* WHAT IS NEEDED: Check each line of the listing below for the string "BOOK", and copy the ones that have it.

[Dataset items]
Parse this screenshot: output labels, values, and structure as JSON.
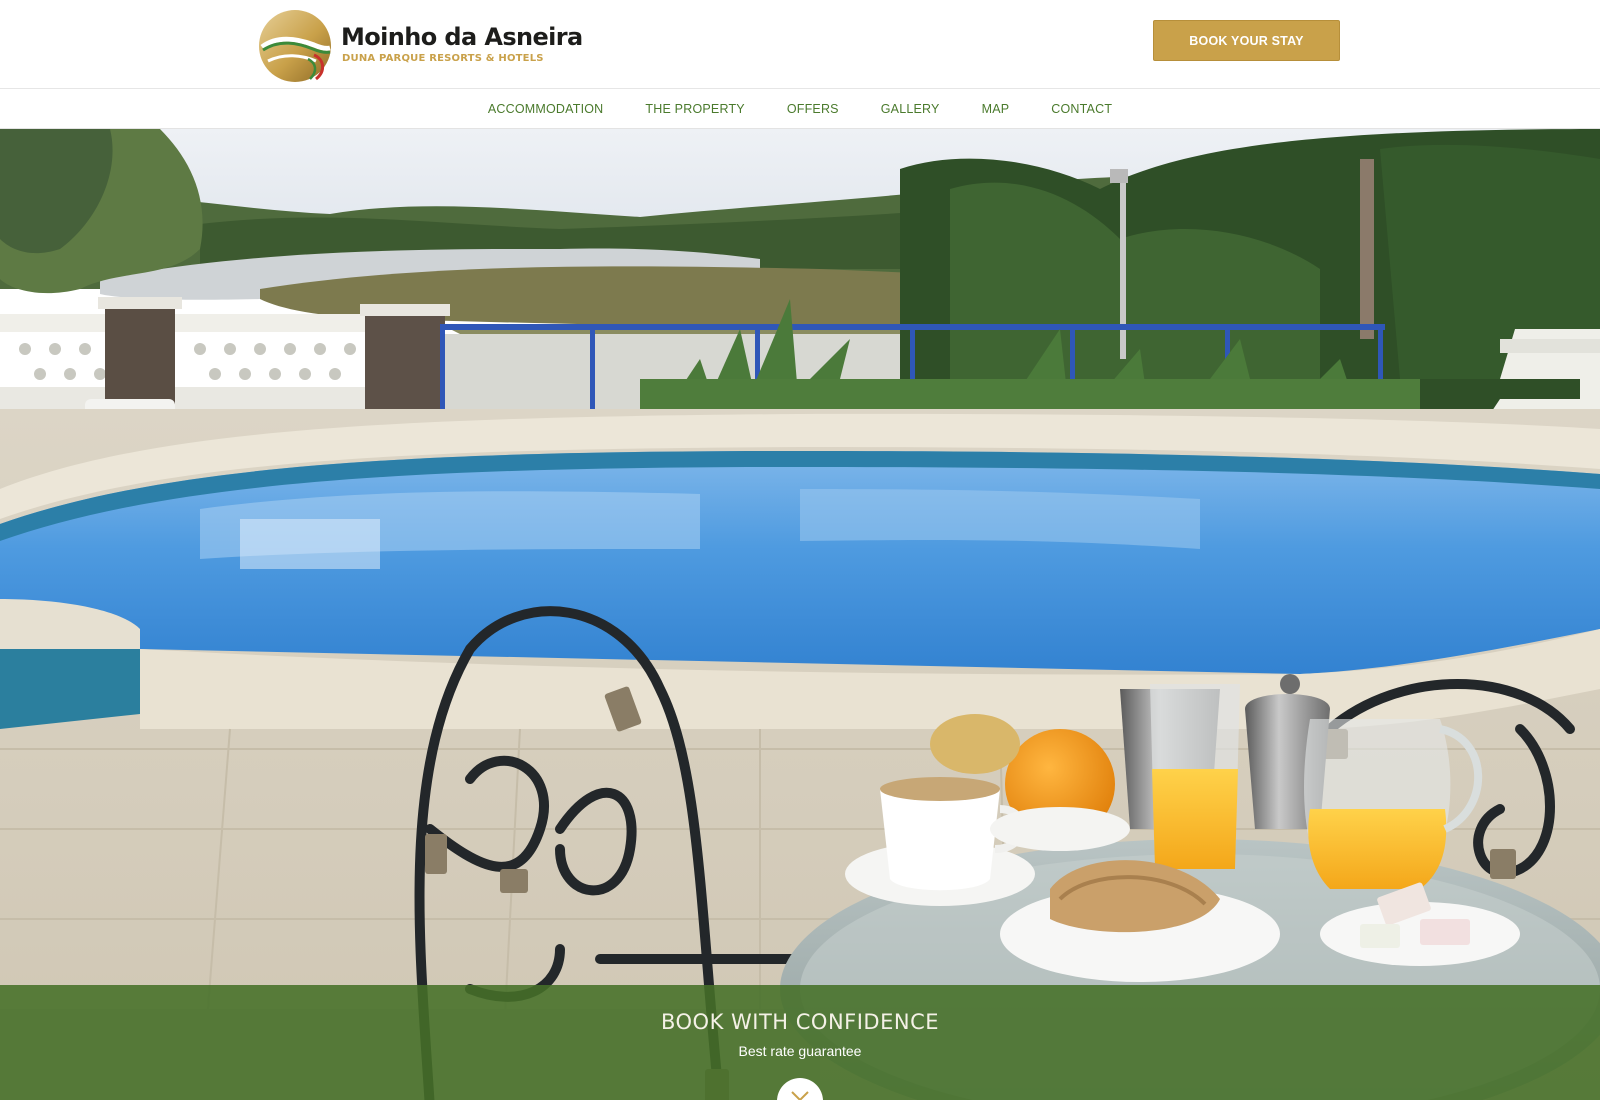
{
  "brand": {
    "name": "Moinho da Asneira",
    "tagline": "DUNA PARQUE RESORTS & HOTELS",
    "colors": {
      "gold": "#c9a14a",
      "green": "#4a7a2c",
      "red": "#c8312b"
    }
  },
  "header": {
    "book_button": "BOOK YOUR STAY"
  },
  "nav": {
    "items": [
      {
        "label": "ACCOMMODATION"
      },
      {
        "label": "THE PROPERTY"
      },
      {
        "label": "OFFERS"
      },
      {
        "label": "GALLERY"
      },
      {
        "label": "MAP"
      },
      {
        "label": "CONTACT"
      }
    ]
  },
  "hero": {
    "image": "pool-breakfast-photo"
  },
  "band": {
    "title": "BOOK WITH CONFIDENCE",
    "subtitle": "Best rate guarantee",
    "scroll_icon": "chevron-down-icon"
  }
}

* EXERCISE ANSWER:
    "book_button": "BOOK YOUR STAY"
    "title": "BOOK WITH CONFIDENCE",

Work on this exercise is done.